- _Written request 1_:
Revise the squidGuard article between "Content filtering for" and "squidGuard, and blacklists.", inclusive, and use "complicated" in place of "messy".
- _Written request 2_:
Carry on writing the article about content filtering with squidGuard, starting right after its last sentence.

- _Selected passage_:

==========

March 1, 2007

Using squidGuard for content filtering

Author: Keith Winston

Content filtering for the Web can be a messy proposition. A business may need to block only the most objectionable Web sites, while schools may be required by law to follow a more thorough process. Whatever your needs, you can build a solution with only open source pieces: squid, squidGuard, and blacklists.

The squid server acts as an intermediary between a Web browser and Web server. As a proxy, it receives a URL request from the browser, connects to the server on behalf of the browser, downloads content, then provides it to the browser. It also saves the content to disk so it can provide it more quickly to another browser if the same URL is requested in the near future. Generally, this leads to more efficient utilization of an Internet connection and faster response times for Web browsers.

A typical hardware setup uses physical two network cards on the proxy server. One connects to the internal network, where squid listens for incoming HTTP requests on the default port 3128. The other connects to the Internet, from which it downloads content.

Squid is available for most Linux distributions as a standard package. I was able to get squid running on Red Hat Linux with sane defaults by simply installing the RPM and setting a few options in the /etc/squid/squid.conf configuration file:

visible_hostname your-server-name
acl our_networks src 192.168.0.0/16
http_access allow our_networks
http_access deny all

The visible_hostname tells squid the name of the server. The acl is an access control list used in the http_access rule to allow internal clients to connect to squid. For security reasons, it is important to ensure that users outside your network can't use squid; this is achieved by adding a deny rule near the bottom of your configuration.

Tell the browsers

Most Web browsers behave a little differently when they know they are talking to a proxy server. In Firefox 2.0, you enter proxy settings under Tools -> Options (Firefox - Preferences on Mac) -> Advanced section -> Network tab, then click the Settings button under Connection.

Firefox proxy

Once the browser is configured, it should make requests and get responses from squid.

Another way to use squid is in transparent proxy mode. Transparent proxies are often used to force Web traffic through the proxy regardless of how each browser is configured. Doing so requires some network trickery to hijack outgoing HTTP requests and also requires additional tweaks to squid. You can read useful guides for configuring squid as a transparent proxy elsewhere.

Redirectors

With no additional configuration, squid faithfully fetches and returns each URL requested of it. To filter the content, squid has a feature called a redirector -- a separate program called by squid that examines the URL and tells squid to either proceed as usual or rewrite the URL so squid returns something else instead. Most often, redirectors rewrite banned URLs, returning the URL of a custom error page that explains why the requested URL was not honored.

Several third-party redirectors have been written, including squirm and squidGuard. Both squirm and squidGuard are C language programs that need to be compiled from source. Squirm operates using regular expression rules, while squidGuard uses a a database of domains and URLs to make decisions. I have not done any performance testing on redirectors, but squidGuard has a reputation for scaling well as the size of its blacklist increases. In my experience, squidGuard has performed well on networks with up to a thousand users.

==========

- _Data listing_:
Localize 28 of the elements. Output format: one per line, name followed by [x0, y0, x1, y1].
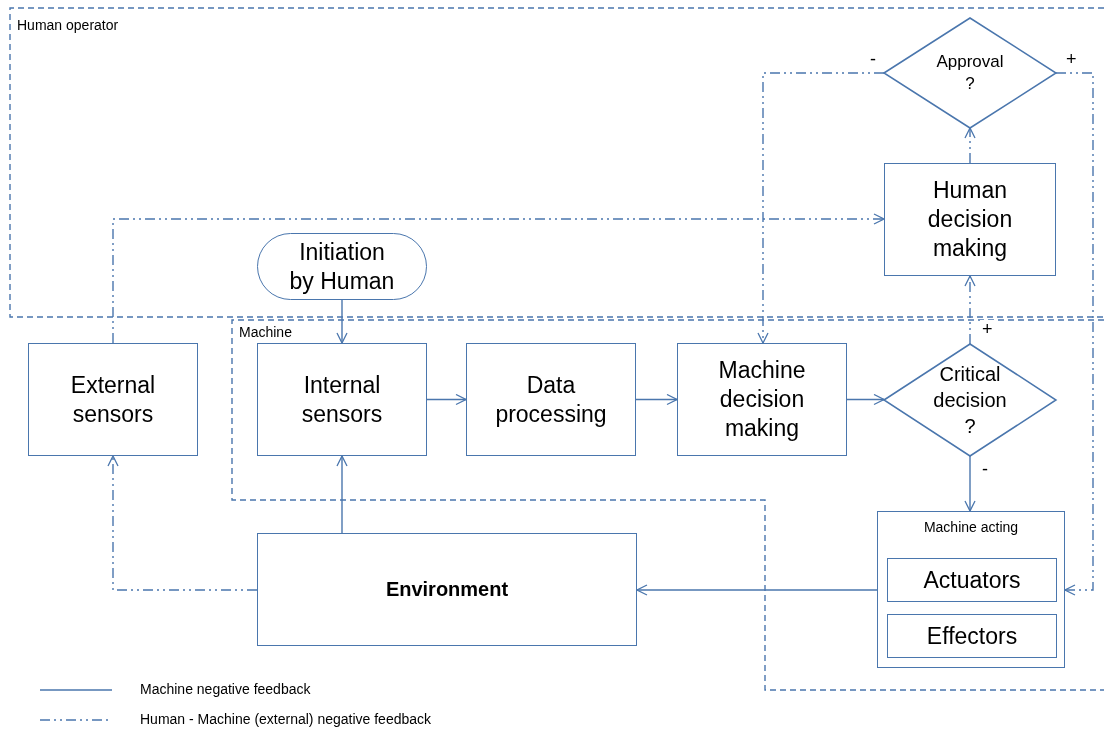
- legend-label: Human - Machine (external) negative feedback: [140, 711, 432, 727]
- process-box: External sensors: [28, 343, 198, 456]
- arrow: [336, 299, 348, 344]
- group-label: Machine acting: [922, 519, 1020, 535]
- process-box: Actuators: [887, 558, 1057, 602]
- process-box: Effectors: [887, 614, 1057, 658]
- group-box: [877, 511, 1065, 668]
- decision-label: Approval ?: [935, 50, 1005, 95]
- process-box: Machine decision making: [677, 343, 847, 456]
- arrow: [112, 213, 885, 344]
- decision-label: Critical decision ?: [932, 362, 1008, 439]
- region-label: Machine: [239, 324, 292, 340]
- arrow: [964, 275, 976, 345]
- arrow: [635, 393, 678, 406]
- process-box: Data processing: [466, 343, 636, 456]
- arrow: [636, 584, 878, 596]
- arrow: [964, 455, 976, 512]
- arrow: [336, 455, 348, 534]
- region-label: Human operator: [17, 17, 119, 33]
- arrow: [107, 455, 258, 591]
- arrow: [426, 393, 467, 406]
- process-box: Human decision making: [884, 163, 1056, 276]
- legend-label: Machine negative feedback: [140, 681, 311, 697]
- process-box: Internal sensors: [257, 343, 427, 456]
- arrow: [757, 72, 885, 344]
- arrow: [1055, 72, 1094, 596]
- arrow: [846, 393, 885, 406]
- arrow: [964, 127, 976, 164]
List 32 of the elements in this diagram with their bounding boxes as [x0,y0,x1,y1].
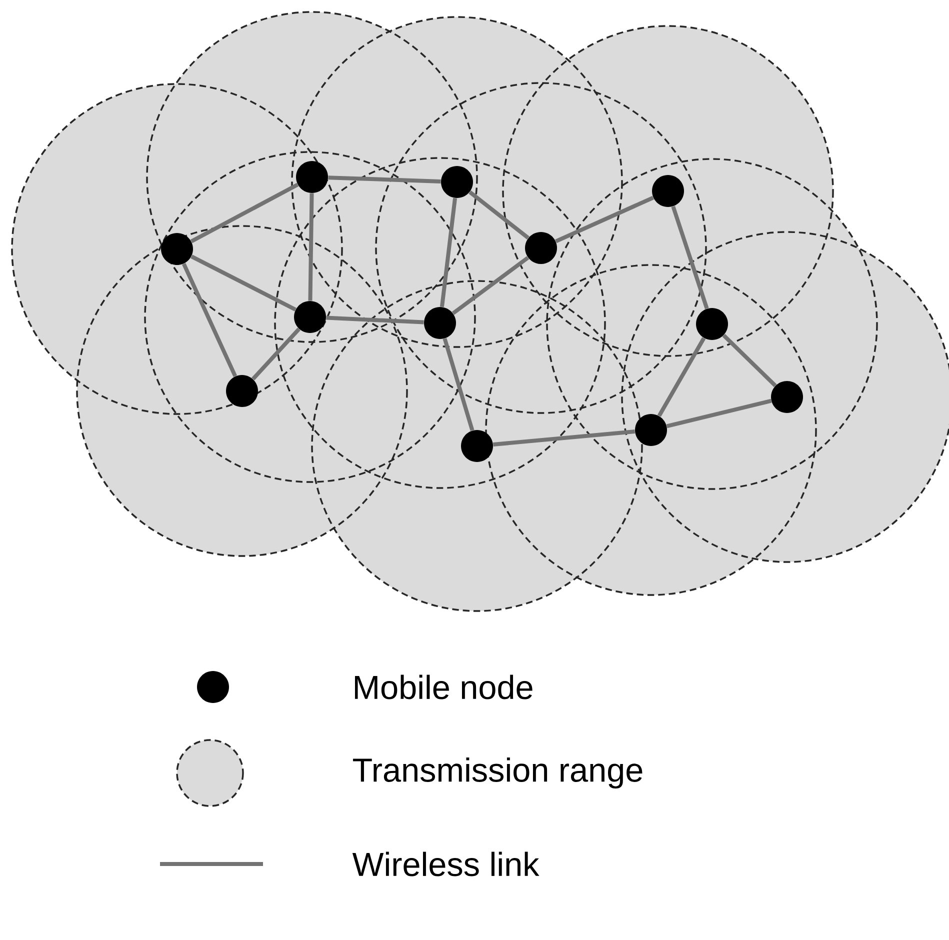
mobile-node [226,375,258,407]
wireless-link [182,262,238,378]
wireless-link [308,193,314,301]
legend-label: Wireless link [352,852,540,876]
mobile-node [294,301,326,333]
wireless-link [190,254,296,312]
mobile-node [696,308,728,340]
wireless-link [328,176,441,184]
wireless-link [671,206,709,310]
mobile-node [771,381,803,413]
mobile-node [635,414,667,446]
mobile-node [652,175,684,207]
wireless-link [442,338,474,431]
legend-label: Transmission range [353,757,642,789]
wireless-link [493,430,635,447]
wireless-link [190,182,299,244]
mobile-node [525,232,557,264]
wireless-link [468,190,530,240]
mobile-node [424,307,456,339]
mobile-node [461,430,493,462]
wireless-link [555,196,654,244]
wireless-link [252,328,300,380]
wireless-link [722,334,777,388]
wireless-link [440,198,458,308]
wireless-link [657,337,706,417]
wireless-link [666,398,772,428]
mobile-node [441,166,473,198]
wireless-link [452,256,530,315]
mobile-node [161,233,193,265]
wireless-link [326,316,424,324]
mobile-node [296,161,328,193]
legend-label: Mobile node [355,674,532,700]
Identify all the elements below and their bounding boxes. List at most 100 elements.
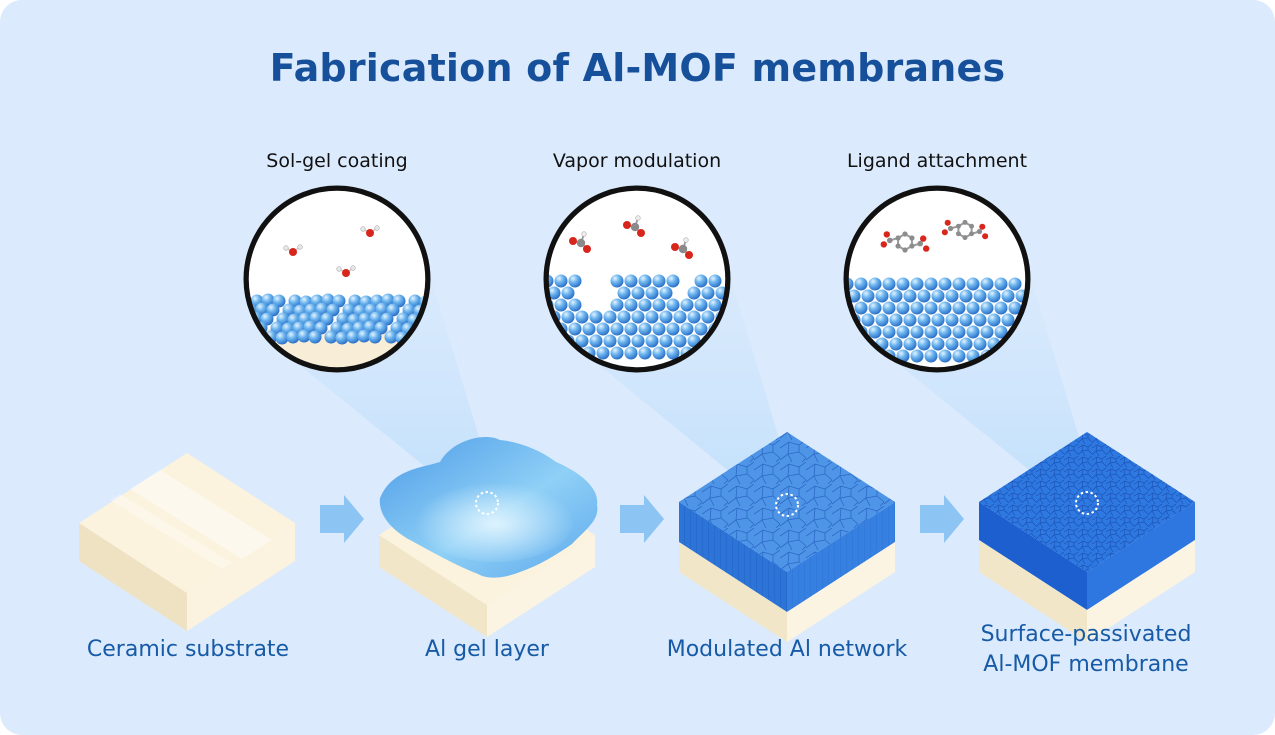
zoom-marker-icon: [475, 491, 499, 515]
sphere: [938, 349, 952, 363]
sphere: [666, 346, 680, 360]
sphere: [952, 301, 966, 315]
sphere: [875, 289, 889, 303]
sphere: [917, 313, 931, 327]
sphere: [708, 298, 722, 312]
sphere: [547, 322, 554, 336]
sphere: [882, 325, 896, 339]
carbon: [955, 231, 961, 237]
block-side-left: [379, 535, 487, 637]
sphere: [1008, 277, 1022, 291]
hydrogen: [283, 245, 289, 251]
sphere: [582, 322, 596, 336]
sphere: [959, 337, 973, 351]
hydrogen: [297, 244, 303, 250]
sphere: [652, 346, 666, 360]
sphere: [910, 277, 924, 291]
sphere: [917, 289, 931, 303]
carbon: [962, 219, 968, 225]
carbon: [887, 237, 893, 244]
sphere: [384, 330, 398, 344]
sphere: [924, 277, 938, 291]
sphere: [575, 310, 589, 324]
oxygen: [685, 251, 693, 259]
carbon: [962, 235, 968, 241]
sphere: [910, 349, 924, 363]
sphere: [847, 325, 854, 339]
hydrogen: [683, 237, 689, 243]
arrow-right-icon: [920, 495, 964, 543]
block-top-texture: [979, 432, 1195, 572]
sphere: [335, 331, 349, 345]
stage-label-line: Al-MOF membrane: [983, 652, 1189, 677]
sphere: [638, 298, 652, 312]
sphere: [931, 289, 945, 303]
sphere: [596, 322, 610, 336]
sphere: [980, 277, 994, 291]
sphere: [659, 334, 673, 348]
sphere: [952, 349, 966, 363]
sphere: [917, 337, 931, 351]
water-molecule-icon: [366, 229, 374, 237]
carbon: [976, 228, 983, 235]
carbon: [917, 240, 923, 247]
sphere: [1008, 301, 1022, 315]
sphere: [694, 322, 708, 336]
sphere: [924, 301, 938, 315]
sphere: [708, 274, 722, 288]
magnifier-border: [545, 187, 729, 371]
sphere: [603, 310, 617, 324]
arrow-right-icon: [320, 495, 364, 543]
sphere: [896, 301, 910, 315]
sphere: [603, 334, 617, 348]
sphere: [368, 330, 382, 344]
sphere: [638, 322, 652, 336]
sphere: [652, 322, 666, 336]
sphere: [357, 329, 371, 343]
sphere: [903, 289, 917, 303]
sphere: [673, 334, 687, 348]
sphere: [680, 298, 694, 312]
oxygen: [583, 245, 591, 253]
sphere: [889, 313, 903, 327]
sphere: [568, 298, 582, 312]
page-title: Fabrication of Al-MOF membranes: [269, 46, 1006, 90]
block-side-left: [979, 502, 1087, 610]
sphere: [868, 301, 882, 315]
sphere: [673, 310, 687, 324]
oxygen: [941, 229, 948, 236]
sphere: [1001, 289, 1015, 303]
sphere: [617, 286, 631, 300]
oxygen: [623, 221, 631, 229]
stage-label-line: Modulated Al network: [666, 637, 908, 662]
sphere: [589, 334, 603, 348]
sphere: [938, 325, 952, 339]
sphere: [652, 274, 666, 288]
carbon: [969, 223, 975, 229]
sphere: [547, 346, 554, 360]
oxygen: [880, 241, 887, 248]
sphere: [987, 289, 1001, 303]
block-side-texture: [787, 502, 895, 612]
sphere: [882, 277, 896, 291]
sphere: [694, 298, 708, 312]
sphere: [973, 289, 987, 303]
sphere: [861, 289, 875, 303]
sphere: [589, 310, 603, 324]
sphere: [980, 301, 994, 315]
step-label-ligand: Ligand attachment: [846, 150, 1028, 172]
block-passivated-membrane: [979, 432, 1195, 642]
sphere: [638, 346, 652, 360]
hydrogen: [374, 225, 380, 231]
oxygen: [569, 237, 577, 245]
sphere: [247, 312, 252, 326]
sphere: [554, 274, 568, 288]
sphere: [286, 330, 300, 344]
sphere: [624, 274, 638, 288]
sphere: [994, 301, 1008, 315]
zoom-marker-icon: [1075, 491, 1099, 515]
sphere: [959, 313, 973, 327]
sphere: [875, 313, 889, 327]
sphere: [610, 322, 624, 336]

==========

- _Exercise result 1_:
Content filtering for the Web can be a complicated proposition. A business may need to block only the most objectionable Web sites, while schools may be required by law to follow a more thorough process. Whatever your needs, you can build a solution with only open source pieces: squid, squidGuard, and blacklists.

- _Exercise result 2_:
Installing squidGuard 1.2.0

The squidGuard redirector is installed using the familiar "configure, make, make install" routine. One requirement that may not be installed on your system is the Berkeley DB library (now owned by Oracle), which squidGuard uses to store blacklist domains and URLs.

After running make install using the squidGuard source, I discovered that some directories were not created. I manually created the following directories:
/usr/local/squidGuard/ -- for configuration files
/usr/local/squidGuard/log/ -- for log files
/usr/local/squidGuard/db/ -- for blacklist files

Next, copy the sample configuration file to /usr/local/squidGuard/squidGuard.conf. We'll come back to the squidGuard configuration shortly.

To make squid aware of squidGuard, add these options to /etc/squid.conf:

redirect_program /usr/local/bin/squidGuard -c /usr/local/squidGuard/squidGuard.conf
redirect_children 8
redirector_bypass on

The redirect_program option points to the redirector binary and configuration file. The redirect_children option controls how many redirector processes to start. The redirector_bypass option tells squid to ignore the redirector if it becomes unavailable for some reason. If you do not set this option and squidGuard crashes or gets overloaded, squid will quit with a fatal error, perhaps ending all Web access.

Using a blacklist

To be effective as a filter, squidGuard needs a list of domains and URLs that should be blocked. Building and maintaining your own blacklist would require a huge investment in time. Fortunately, you can download a quality list and refresh it as it gets updated. One of the largest and most popular blacklists is maintained by Shalla Security Services.

The Shalla list contains more than one million entries categorized by subject, such as pornography, gambling, and warez. You can use all or any part of the list. The list is free for noncommercial use. For commercial use, a one-page agreement needs to be signed and returned to Shalla, but there is no cost to use the list unless it is embedded and resold in another product. Additional free and non-free blacklists are available, but the Shalla list is a good place to start.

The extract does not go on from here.